Using the data beneath, show every line that includes the word "hodlá".

— BEGIN Information shown —

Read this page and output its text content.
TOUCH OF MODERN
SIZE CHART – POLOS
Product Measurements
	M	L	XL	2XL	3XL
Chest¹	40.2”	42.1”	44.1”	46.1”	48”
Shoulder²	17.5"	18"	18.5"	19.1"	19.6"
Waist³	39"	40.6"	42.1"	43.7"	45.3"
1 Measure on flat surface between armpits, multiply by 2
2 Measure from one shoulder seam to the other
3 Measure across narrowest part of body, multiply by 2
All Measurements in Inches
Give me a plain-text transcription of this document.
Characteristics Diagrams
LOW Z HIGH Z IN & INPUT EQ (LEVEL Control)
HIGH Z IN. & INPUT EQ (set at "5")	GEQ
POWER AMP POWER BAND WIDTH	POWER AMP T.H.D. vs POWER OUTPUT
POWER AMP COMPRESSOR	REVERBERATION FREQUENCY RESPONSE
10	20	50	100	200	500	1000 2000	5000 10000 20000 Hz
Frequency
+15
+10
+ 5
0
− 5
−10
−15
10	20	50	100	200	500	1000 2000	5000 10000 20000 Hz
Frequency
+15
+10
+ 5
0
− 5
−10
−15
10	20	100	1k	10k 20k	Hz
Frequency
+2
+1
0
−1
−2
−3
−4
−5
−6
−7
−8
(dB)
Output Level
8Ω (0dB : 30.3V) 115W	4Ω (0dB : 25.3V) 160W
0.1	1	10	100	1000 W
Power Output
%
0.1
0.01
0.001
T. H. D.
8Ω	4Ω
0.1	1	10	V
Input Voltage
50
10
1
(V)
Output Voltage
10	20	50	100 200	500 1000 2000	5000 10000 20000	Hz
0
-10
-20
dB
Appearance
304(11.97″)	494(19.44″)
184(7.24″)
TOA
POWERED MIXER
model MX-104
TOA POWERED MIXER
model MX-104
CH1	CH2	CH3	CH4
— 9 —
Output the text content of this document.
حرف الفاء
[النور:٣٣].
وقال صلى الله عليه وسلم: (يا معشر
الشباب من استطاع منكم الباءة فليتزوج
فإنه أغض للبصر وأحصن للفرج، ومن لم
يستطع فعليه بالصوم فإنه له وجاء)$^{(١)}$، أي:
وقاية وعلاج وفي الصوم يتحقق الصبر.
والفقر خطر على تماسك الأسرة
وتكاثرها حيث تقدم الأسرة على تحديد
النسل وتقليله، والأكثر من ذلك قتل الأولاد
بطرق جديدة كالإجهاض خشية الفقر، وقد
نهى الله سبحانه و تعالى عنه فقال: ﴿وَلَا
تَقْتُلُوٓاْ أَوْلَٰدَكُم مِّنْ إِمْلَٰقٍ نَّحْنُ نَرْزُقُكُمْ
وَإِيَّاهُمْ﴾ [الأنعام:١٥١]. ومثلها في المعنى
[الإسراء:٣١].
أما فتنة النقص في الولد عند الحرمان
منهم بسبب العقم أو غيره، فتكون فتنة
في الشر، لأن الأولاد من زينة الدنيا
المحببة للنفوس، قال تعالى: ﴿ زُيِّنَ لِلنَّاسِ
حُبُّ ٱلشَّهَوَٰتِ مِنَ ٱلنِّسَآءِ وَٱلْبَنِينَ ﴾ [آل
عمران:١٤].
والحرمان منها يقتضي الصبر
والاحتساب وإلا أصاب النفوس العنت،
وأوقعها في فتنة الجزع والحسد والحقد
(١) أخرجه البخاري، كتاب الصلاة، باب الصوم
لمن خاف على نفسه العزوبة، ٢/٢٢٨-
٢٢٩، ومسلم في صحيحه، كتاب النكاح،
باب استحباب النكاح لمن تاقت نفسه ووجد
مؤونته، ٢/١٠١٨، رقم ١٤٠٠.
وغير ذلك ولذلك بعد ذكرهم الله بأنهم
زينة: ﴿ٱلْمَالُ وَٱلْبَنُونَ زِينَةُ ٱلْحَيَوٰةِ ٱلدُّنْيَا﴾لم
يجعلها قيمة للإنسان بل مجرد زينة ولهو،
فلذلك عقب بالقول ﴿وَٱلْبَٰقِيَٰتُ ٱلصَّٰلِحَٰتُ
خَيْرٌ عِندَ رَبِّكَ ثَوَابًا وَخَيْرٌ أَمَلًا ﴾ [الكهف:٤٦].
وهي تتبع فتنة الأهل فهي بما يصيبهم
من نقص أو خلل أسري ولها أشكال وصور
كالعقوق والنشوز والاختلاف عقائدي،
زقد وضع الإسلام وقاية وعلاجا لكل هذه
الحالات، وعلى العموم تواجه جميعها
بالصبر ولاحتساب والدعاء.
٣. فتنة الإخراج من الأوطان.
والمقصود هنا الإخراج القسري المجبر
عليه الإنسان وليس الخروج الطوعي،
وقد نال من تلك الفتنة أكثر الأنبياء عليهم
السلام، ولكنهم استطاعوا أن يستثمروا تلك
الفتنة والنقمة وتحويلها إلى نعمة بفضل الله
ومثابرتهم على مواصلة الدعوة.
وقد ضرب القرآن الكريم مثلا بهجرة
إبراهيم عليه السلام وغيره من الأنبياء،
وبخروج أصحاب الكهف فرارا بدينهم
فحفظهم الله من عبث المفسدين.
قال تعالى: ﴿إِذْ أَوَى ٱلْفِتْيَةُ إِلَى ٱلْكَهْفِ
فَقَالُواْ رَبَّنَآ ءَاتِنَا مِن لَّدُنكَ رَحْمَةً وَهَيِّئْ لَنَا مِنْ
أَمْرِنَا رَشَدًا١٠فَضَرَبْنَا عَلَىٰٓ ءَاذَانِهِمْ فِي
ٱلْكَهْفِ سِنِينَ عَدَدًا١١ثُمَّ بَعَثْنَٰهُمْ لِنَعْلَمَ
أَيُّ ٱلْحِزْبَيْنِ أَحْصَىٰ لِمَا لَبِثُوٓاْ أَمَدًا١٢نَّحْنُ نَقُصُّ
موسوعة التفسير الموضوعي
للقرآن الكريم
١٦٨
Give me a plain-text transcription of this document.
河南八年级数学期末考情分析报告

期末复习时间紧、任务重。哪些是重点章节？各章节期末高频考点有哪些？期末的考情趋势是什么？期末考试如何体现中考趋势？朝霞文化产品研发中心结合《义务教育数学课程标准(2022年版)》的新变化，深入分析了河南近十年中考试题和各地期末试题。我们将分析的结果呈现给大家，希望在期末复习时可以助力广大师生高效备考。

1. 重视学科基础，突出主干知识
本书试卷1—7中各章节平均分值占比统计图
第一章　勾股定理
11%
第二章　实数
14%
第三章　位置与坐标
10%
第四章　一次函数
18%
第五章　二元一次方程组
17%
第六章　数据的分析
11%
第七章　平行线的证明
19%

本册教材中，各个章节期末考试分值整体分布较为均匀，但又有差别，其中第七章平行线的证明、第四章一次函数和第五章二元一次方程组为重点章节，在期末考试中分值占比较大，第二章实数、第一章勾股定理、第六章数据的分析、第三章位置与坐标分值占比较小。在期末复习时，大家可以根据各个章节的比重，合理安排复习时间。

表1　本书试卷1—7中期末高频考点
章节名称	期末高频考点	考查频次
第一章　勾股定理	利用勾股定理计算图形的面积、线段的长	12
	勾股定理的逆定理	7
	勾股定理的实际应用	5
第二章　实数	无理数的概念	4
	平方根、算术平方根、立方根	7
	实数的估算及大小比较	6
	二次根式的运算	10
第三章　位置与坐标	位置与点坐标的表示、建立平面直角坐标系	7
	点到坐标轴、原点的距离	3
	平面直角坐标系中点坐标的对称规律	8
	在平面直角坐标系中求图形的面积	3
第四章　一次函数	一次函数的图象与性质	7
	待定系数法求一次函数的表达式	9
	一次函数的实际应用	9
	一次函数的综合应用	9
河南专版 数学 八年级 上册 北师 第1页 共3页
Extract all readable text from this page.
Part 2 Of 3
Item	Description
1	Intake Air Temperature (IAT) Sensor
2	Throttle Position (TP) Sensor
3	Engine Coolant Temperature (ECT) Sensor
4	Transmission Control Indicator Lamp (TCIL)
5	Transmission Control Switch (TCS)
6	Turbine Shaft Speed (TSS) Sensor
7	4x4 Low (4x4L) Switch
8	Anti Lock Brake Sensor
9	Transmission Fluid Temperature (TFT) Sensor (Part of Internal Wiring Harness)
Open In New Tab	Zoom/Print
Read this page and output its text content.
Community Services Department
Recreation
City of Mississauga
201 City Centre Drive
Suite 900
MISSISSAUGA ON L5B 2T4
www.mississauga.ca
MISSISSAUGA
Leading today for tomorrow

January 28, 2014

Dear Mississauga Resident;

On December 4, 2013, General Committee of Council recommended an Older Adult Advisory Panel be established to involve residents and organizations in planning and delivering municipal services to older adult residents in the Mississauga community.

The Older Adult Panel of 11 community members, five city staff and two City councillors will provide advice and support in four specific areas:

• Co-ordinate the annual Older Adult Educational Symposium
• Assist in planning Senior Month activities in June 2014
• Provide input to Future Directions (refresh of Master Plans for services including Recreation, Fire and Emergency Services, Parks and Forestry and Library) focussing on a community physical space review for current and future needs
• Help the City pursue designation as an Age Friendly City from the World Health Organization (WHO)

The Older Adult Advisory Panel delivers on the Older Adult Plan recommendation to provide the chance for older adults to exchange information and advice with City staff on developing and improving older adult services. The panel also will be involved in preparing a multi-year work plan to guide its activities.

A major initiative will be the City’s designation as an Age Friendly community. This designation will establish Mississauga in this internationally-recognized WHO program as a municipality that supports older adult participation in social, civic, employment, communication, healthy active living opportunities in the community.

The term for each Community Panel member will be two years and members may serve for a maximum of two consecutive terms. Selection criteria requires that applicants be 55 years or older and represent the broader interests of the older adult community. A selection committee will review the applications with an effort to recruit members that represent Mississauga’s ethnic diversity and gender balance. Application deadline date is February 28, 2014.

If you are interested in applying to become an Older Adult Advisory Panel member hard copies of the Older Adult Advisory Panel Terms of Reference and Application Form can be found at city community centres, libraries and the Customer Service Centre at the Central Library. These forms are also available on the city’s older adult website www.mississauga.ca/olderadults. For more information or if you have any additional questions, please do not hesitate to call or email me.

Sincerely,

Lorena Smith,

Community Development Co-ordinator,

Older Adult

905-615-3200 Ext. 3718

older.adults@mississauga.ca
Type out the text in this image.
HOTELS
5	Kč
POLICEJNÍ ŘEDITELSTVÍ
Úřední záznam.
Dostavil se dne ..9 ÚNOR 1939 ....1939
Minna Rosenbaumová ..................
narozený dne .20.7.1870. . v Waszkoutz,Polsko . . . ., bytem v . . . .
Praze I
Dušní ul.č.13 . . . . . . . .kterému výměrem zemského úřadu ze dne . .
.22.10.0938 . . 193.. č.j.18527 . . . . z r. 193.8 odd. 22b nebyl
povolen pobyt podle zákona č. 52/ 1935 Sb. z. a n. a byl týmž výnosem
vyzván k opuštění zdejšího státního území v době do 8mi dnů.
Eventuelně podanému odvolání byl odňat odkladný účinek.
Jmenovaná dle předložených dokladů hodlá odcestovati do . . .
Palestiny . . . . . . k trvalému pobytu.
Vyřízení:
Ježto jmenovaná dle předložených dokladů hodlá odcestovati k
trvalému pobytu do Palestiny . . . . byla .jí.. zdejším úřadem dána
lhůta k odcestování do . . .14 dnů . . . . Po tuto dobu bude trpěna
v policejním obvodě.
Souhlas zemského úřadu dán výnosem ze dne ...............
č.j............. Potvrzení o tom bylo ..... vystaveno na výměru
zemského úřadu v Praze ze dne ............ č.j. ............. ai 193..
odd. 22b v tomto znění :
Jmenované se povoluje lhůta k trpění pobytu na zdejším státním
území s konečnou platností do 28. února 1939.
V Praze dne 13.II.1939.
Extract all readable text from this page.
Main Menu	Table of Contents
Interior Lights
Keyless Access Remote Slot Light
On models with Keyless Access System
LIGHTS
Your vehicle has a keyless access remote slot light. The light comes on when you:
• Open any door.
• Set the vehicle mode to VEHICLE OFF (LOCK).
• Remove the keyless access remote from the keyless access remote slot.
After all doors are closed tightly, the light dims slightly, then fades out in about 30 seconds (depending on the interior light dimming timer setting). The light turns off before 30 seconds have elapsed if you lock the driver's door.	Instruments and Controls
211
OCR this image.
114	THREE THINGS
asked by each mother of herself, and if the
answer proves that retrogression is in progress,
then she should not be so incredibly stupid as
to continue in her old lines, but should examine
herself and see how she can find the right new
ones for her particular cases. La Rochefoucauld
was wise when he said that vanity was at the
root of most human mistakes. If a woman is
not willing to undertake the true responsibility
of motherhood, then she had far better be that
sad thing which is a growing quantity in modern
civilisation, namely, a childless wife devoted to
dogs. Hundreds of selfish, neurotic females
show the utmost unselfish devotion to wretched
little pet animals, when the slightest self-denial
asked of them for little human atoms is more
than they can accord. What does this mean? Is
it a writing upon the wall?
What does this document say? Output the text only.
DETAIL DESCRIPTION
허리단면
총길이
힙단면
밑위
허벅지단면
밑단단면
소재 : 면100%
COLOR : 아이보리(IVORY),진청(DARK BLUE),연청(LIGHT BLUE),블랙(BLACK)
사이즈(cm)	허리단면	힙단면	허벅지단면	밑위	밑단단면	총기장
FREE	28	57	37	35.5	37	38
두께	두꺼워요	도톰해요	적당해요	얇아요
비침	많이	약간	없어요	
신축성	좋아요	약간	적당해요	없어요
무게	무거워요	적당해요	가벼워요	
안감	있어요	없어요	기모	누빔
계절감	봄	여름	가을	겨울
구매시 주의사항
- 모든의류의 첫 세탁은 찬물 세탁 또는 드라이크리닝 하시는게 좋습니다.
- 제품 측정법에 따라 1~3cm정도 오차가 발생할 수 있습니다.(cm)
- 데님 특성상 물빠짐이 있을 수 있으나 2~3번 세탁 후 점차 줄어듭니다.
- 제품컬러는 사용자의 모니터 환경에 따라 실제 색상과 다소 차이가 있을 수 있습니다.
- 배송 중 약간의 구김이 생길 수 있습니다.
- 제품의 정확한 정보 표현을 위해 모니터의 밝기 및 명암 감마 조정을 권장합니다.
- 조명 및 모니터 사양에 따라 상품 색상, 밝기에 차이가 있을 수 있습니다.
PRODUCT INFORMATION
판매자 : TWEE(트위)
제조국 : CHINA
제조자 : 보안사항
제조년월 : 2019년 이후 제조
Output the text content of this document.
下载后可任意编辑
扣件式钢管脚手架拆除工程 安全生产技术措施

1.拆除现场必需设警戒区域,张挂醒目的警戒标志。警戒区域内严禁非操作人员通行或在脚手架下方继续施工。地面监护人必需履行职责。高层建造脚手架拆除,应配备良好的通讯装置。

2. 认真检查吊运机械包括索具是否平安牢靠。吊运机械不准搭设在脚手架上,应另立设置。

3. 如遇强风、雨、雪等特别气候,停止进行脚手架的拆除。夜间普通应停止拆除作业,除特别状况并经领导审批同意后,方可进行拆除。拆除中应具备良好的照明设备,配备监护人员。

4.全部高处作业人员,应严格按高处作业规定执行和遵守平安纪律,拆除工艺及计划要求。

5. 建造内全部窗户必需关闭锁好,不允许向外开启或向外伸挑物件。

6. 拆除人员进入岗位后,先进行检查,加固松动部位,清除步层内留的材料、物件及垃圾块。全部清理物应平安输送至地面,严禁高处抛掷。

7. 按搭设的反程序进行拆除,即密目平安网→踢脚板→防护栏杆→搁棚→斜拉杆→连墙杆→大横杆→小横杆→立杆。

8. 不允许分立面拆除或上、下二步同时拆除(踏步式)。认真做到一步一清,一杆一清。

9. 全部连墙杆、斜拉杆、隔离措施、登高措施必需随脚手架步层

— END Information shown —

Exercise result:
Jmenovaná dle předložených dokladů hodlá odcestovati do . . .
Ježto jmenovaná dle předložených dokladů hodlá odcestovati k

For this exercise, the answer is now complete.